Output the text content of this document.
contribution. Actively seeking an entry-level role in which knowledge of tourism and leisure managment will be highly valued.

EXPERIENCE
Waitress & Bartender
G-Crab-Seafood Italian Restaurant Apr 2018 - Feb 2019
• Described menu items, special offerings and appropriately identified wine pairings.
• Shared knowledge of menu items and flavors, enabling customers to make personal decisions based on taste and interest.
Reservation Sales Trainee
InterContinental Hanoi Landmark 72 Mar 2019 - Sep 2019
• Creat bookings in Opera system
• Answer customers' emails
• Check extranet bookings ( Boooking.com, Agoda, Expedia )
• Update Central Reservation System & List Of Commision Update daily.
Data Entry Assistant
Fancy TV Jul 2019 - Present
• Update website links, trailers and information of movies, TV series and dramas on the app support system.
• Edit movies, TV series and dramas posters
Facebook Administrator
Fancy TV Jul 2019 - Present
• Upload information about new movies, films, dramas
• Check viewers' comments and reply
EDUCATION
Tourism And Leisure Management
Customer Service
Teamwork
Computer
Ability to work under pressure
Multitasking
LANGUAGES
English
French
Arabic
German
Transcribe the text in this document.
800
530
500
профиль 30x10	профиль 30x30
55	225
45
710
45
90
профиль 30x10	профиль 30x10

#####

What you will do: Give the number of lines in the listing above that hold the string "bookings", with nothing else.

Reply: 2